PROBLEM DESCRIPTION:
An image-free, verbatim transcription of the records is the expected result.

MATERIAL FOR THIS TASK:
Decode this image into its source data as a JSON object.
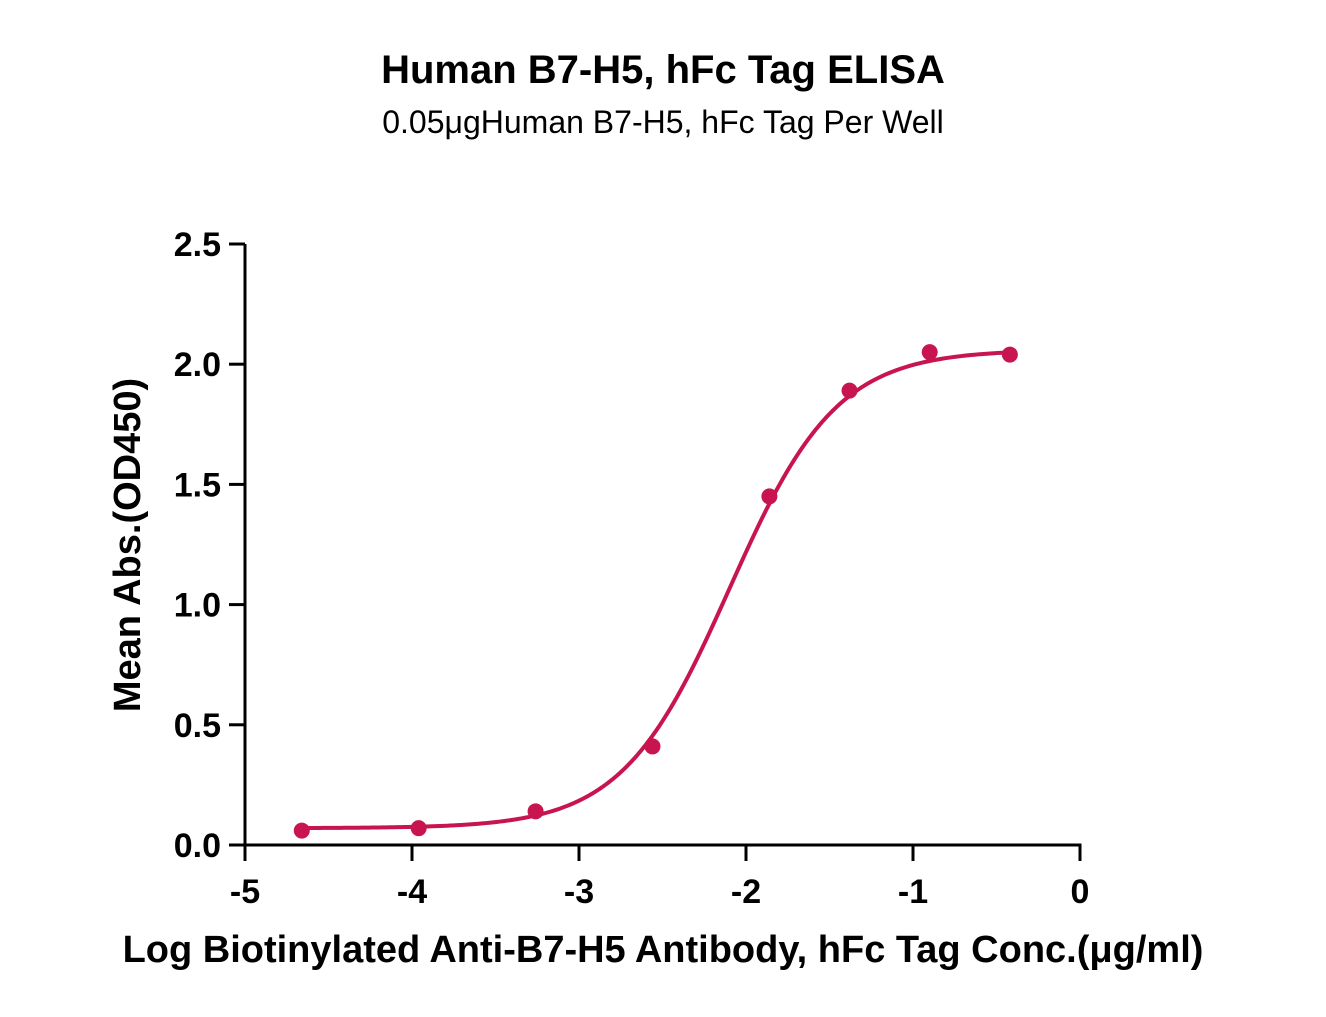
{
  "colors": {
    "series": "#c8154f",
    "axis": "#000000"
  },
  "chart_data": {
    "type": "scatter",
    "title": "Human B7-H5, hFc Tag ELISA",
    "subtitle": "0.05μgHuman B7-H5, hFc Tag Per Well",
    "xlabel": "Log Biotinylated Anti-B7-H5 Antibody, hFc Tag Conc.(μg/ml)",
    "ylabel": "Mean Abs.(OD450)",
    "xlim": [
      -5,
      0
    ],
    "ylim": [
      0,
      2.5
    ],
    "x_ticks": [
      -5,
      -4,
      -3,
      -2,
      -1,
      0
    ],
    "x_tick_labels": [
      "-5",
      "-4",
      "-3",
      "-2",
      "-1",
      "0"
    ],
    "y_ticks": [
      0,
      0.5,
      1,
      1.5,
      2,
      2.5
    ],
    "y_tick_labels": [
      "0.0",
      "0.5",
      "1.0",
      "1.5",
      "2.0",
      "2.5"
    ],
    "grid": false,
    "series": [
      {
        "x": [
          -4.66,
          -3.96,
          -3.26,
          -2.56,
          -1.86,
          -1.38,
          -0.9,
          -0.42
        ],
        "y": [
          0.06,
          0.07,
          0.14,
          0.41,
          1.45,
          1.89,
          2.05,
          2.04
        ]
      }
    ],
    "fit_curve": {
      "model": "4PL",
      "bottom": 0.07,
      "top": 2.06,
      "log_ec50": -2.1,
      "hill_slope": 1.35
    }
  }
}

OUTPUT OF THE TASK:
Decode this image into its source data as a JSON object.
{
  "colors": {
    "series": "#c8154f",
    "axis": "#000000"
  },
  "chart_data": {
    "type": "scatter",
    "title": "Human B7-H5, hFc Tag ELISA",
    "subtitle": "0.05μgHuman B7-H5, hFc Tag Per Well",
    "xlabel": "Log Biotinylated Anti-B7-H5 Antibody, hFc Tag Conc.(μg/ml)",
    "ylabel": "Mean Abs.(OD450)",
    "xlim": [
      -5,
      0
    ],
    "ylim": [
      0,
      2.5
    ],
    "x_ticks": [
      -5,
      -4,
      -3,
      -2,
      -1,
      0
    ],
    "x_tick_labels": [
      "-5",
      "-4",
      "-3",
      "-2",
      "-1",
      "0"
    ],
    "y_ticks": [
      0,
      0.5,
      1,
      1.5,
      2,
      2.5
    ],
    "y_tick_labels": [
      "0.0",
      "0.5",
      "1.0",
      "1.5",
      "2.0",
      "2.5"
    ],
    "grid": false,
    "series": [
      {
        "x": [
          -4.66,
          -3.96,
          -3.26,
          -2.56,
          -1.86,
          -1.38,
          -0.9,
          -0.42
        ],
        "y": [
          0.06,
          0.07,
          0.14,
          0.41,
          1.45,
          1.89,
          2.05,
          2.04
        ]
      }
    ],
    "fit_curve": {
      "model": "4PL",
      "bottom": 0.07,
      "top": 2.06,
      "log_ec50": -2.1,
      "hill_slope": 1.35
    }
  }
}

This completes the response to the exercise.